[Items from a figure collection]

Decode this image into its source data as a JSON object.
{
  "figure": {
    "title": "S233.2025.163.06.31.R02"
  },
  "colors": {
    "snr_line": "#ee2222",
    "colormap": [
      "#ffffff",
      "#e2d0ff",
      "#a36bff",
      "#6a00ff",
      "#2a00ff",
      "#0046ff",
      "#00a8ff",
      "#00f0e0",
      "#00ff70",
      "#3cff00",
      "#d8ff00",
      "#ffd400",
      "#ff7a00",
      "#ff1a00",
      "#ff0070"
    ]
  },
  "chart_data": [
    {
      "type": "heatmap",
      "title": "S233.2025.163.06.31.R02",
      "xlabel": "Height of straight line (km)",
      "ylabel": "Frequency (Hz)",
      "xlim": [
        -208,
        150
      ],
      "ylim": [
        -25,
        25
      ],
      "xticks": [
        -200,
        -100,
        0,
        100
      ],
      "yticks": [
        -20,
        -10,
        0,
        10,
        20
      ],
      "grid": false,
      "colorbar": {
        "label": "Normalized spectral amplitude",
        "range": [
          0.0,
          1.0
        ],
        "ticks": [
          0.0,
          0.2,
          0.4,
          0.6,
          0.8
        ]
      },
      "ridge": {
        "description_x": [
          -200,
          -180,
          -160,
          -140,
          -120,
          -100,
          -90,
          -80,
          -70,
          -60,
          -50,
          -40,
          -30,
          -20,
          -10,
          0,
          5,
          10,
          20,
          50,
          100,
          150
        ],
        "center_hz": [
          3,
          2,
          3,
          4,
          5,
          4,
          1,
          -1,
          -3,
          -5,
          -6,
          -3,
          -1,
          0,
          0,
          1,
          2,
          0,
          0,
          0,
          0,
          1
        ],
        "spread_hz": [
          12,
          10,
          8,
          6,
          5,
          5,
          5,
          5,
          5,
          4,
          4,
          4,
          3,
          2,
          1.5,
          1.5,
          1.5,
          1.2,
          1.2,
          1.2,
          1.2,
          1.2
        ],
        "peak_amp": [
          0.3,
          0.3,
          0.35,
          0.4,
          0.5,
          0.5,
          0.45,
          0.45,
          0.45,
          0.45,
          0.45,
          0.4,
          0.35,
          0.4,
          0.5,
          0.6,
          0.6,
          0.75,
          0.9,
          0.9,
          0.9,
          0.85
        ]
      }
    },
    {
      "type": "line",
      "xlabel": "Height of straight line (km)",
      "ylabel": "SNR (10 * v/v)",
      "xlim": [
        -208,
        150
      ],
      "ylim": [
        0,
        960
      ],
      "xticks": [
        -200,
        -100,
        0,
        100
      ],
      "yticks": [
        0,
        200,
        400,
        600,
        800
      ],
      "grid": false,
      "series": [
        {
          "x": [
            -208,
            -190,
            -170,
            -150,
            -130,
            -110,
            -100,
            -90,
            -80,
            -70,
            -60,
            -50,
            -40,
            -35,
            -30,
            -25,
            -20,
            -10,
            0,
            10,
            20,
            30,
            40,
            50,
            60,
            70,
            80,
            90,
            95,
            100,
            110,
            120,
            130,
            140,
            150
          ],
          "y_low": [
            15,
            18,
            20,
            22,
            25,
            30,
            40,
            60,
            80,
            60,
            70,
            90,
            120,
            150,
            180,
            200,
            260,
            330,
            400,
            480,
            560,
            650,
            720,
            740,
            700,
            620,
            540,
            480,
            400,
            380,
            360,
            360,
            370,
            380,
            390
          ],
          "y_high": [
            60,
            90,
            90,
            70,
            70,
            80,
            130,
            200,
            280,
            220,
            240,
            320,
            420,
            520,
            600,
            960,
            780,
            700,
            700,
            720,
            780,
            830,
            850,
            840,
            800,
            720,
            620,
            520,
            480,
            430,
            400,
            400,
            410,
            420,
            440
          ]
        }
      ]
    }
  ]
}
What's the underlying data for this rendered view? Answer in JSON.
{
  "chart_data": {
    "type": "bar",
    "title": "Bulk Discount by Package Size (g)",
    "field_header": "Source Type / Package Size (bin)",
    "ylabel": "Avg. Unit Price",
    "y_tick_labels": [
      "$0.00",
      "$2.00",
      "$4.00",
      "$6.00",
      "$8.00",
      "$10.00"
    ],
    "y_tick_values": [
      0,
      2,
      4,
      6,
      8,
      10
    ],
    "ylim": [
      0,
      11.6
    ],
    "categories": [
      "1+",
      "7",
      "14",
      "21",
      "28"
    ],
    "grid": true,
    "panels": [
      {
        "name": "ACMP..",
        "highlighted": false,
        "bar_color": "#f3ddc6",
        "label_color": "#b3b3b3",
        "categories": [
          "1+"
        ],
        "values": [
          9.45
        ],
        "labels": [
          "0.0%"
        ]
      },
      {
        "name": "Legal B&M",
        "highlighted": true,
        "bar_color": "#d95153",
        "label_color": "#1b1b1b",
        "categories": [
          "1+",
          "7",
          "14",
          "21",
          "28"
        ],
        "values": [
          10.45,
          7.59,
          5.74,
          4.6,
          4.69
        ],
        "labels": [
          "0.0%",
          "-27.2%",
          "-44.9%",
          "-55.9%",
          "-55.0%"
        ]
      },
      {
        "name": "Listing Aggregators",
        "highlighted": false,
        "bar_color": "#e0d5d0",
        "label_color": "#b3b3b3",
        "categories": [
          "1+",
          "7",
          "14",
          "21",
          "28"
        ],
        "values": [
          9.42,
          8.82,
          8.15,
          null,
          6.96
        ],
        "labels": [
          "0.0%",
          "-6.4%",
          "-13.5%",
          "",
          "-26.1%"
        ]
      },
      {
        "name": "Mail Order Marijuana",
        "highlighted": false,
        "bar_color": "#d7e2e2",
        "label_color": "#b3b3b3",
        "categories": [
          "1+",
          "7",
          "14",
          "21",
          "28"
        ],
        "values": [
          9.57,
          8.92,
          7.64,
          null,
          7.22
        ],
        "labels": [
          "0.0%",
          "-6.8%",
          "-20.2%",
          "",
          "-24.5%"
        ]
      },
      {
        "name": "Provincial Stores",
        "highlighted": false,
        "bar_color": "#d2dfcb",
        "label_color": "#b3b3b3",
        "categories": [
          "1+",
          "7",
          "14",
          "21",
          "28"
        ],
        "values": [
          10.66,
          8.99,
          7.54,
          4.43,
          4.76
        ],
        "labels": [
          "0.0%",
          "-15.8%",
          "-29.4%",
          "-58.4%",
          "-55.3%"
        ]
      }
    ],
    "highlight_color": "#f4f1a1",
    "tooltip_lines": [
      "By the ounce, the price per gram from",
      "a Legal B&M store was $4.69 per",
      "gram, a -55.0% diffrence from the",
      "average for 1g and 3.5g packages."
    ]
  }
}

What you have to do:
Output an exact copy of each record.

Result of this exercise:
Decode this image into its source data as a JSON object.
{
  "figure": {
    "title": "S233.2025.163.06.31.R02"
  },
  "colors": {
    "snr_line": "#ee2222",
    "colormap": [
      "#ffffff",
      "#e2d0ff",
      "#a36bff",
      "#6a00ff",
      "#2a00ff",
      "#0046ff",
      "#00a8ff",
      "#00f0e0",
      "#00ff70",
      "#3cff00",
      "#d8ff00",
      "#ffd400",
      "#ff7a00",
      "#ff1a00",
      "#ff0070"
    ]
  },
  "chart_data": [
    {
      "type": "heatmap",
      "title": "S233.2025.163.06.31.R02",
      "xlabel": "Height of straight line (km)",
      "ylabel": "Frequency (Hz)",
      "xlim": [
        -208,
        150
      ],
      "ylim": [
        -25,
        25
      ],
      "xticks": [
        -200,
        -100,
        0,
        100
      ],
      "yticks": [
        -20,
        -10,
        0,
        10,
        20
      ],
      "grid": false,
      "colorbar": {
        "label": "Normalized spectral amplitude",
        "range": [
          0.0,
          1.0
        ],
        "ticks": [
          0.0,
          0.2,
          0.4,
          0.6,
          0.8
        ]
      },
      "ridge": {
        "description_x": [
          -200,
          -180,
          -160,
          -140,
          -120,
          -100,
          -90,
          -80,
          -70,
          -60,
          -50,
          -40,
          -30,
          -20,
          -10,
          0,
          5,
          10,
          20,
          50,
          100,
          150
        ],
        "center_hz": [
          3,
          2,
          3,
          4,
          5,
          4,
          1,
          -1,
          -3,
          -5,
          -6,
          -3,
          -1,
          0,
          0,
          1,
          2,
          0,
          0,
          0,
          0,
          1
        ],
        "spread_hz": [
          12,
          10,
          8,
          6,
          5,
          5,
          5,
          5,
          5,
          4,
          4,
          4,
          3,
          2,
          1.5,
          1.5,
          1.5,
          1.2,
          1.2,
          1.2,
          1.2,
          1.2
        ],
        "peak_amp": [
          0.3,
          0.3,
          0.35,
          0.4,
          0.5,
          0.5,
          0.45,
          0.45,
          0.45,
          0.45,
          0.45,
          0.4,
          0.35,
          0.4,
          0.5,
          0.6,
          0.6,
          0.75,
          0.9,
          0.9,
          0.9,
          0.85
        ]
      }
    },
    {
      "type": "line",
      "xlabel": "Height of straight line (km)",
      "ylabel": "SNR (10 * v/v)",
      "xlim": [
        -208,
        150
      ],
      "ylim": [
        0,
        960
      ],
      "xticks": [
        -200,
        -100,
        0,
        100
      ],
      "yticks": [
        0,
        200,
        400,
        600,
        800
      ],
      "grid": false,
      "series": [
        {
          "x": [
            -208,
            -190,
            -170,
            -150,
            -130,
            -110,
            -100,
            -90,
            -80,
            -70,
            -60,
            -50,
            -40,
            -35,
            -30,
            -25,
            -20,
            -10,
            0,
            10,
            20,
            30,
            40,
            50,
            60,
            70,
            80,
            90,
            95,
            100,
            110,
            120,
            130,
            140,
            150
          ],
          "y_low": [
            15,
            18,
            20,
            22,
            25,
            30,
            40,
            60,
            80,
            60,
            70,
            90,
            120,
            150,
            180,
            200,
            260,
            330,
            400,
            480,
            560,
            650,
            720,
            740,
            700,
            620,
            540,
            480,
            400,
            380,
            360,
            360,
            370,
            380,
            390
          ],
          "y_high": [
            60,
            90,
            90,
            70,
            70,
            80,
            130,
            200,
            280,
            220,
            240,
            320,
            420,
            520,
            600,
            960,
            780,
            700,
            700,
            720,
            780,
            830,
            850,
            840,
            800,
            720,
            620,
            520,
            480,
            430,
            400,
            400,
            410,
            420,
            440
          ]
        }
      ]
    }
  ]
}
What's the underlying data for this rendered view? Answer in JSON.
{
  "chart_data": {
    "type": "bar",
    "title": "Bulk Discount by Package Size (g)",
    "field_header": "Source Type / Package Size (bin)",
    "ylabel": "Avg. Unit Price",
    "y_tick_labels": [
      "$0.00",
      "$2.00",
      "$4.00",
      "$6.00",
      "$8.00",
      "$10.00"
    ],
    "y_tick_values": [
      0,
      2,
      4,
      6,
      8,
      10
    ],
    "ylim": [
      0,
      11.6
    ],
    "categories": [
      "1+",
      "7",
      "14",
      "21",
      "28"
    ],
    "grid": true,
    "panels": [
      {
        "name": "ACMP..",
        "highlighted": false,
        "bar_color": "#f3ddc6",
        "label_color": "#b3b3b3",
        "categories": [
          "1+"
        ],
        "values": [
          9.45
        ],
        "labels": [
          "0.0%"
        ]
      },
      {
        "name": "Legal B&M",
        "highlighted": true,
        "bar_color": "#d95153",
        "label_color": "#1b1b1b",
        "categories": [
          "1+",
          "7",
          "14",
          "21",
          "28"
        ],
        "values": [
          10.45,
          7.59,
          5.74,
          4.6,
          4.69
        ],
        "labels": [
          "0.0%",
          "-27.2%",
          "-44.9%",
          "-55.9%",
          "-55.0%"
        ]
      },
      {
        "name": "Listing Aggregators",
        "highlighted": false,
        "bar_color": "#e0d5d0",
        "label_color": "#b3b3b3",
        "categories": [
          "1+",
          "7",
          "14",
          "21",
          "28"
        ],
        "values": [
          9.42,
          8.82,
          8.15,
          null,
          6.96
        ],
        "labels": [
          "0.0%",
          "-6.4%",
          "-13.5%",
          "",
          "-26.1%"
        ]
      },
      {
        "name": "Mail Order Marijuana",
        "highlighted": false,
        "bar_color": "#d7e2e2",
        "label_color": "#b3b3b3",
        "categories": [
          "1+",
          "7",
          "14",
          "21",
          "28"
        ],
        "values": [
          9.57,
          8.92,
          7.64,
          null,
          7.22
        ],
        "labels": [
          "0.0%",
          "-6.8%",
          "-20.2%",
          "",
          "-24.5%"
        ]
      },
      {
        "name": "Provincial Stores",
        "highlighted": false,
        "bar_color": "#d2dfcb",
        "label_color": "#b3b3b3",
        "categories": [
          "1+",
          "7",
          "14",
          "21",
          "28"
        ],
        "values": [
          10.66,
          8.99,
          7.54,
          4.43,
          4.76
        ],
        "labels": [
          "0.0%",
          "-15.8%",
          "-29.4%",
          "-58.4%",
          "-55.3%"
        ]
      }
    ],
    "highlight_color": "#f4f1a1",
    "tooltip_lines": [
      "By the ounce, the price per gram from",
      "a Legal B&M store was $4.69 per",
      "gram, a -55.0% diffrence from the",
      "average for 1g and 3.5g packages."
    ]
  }
}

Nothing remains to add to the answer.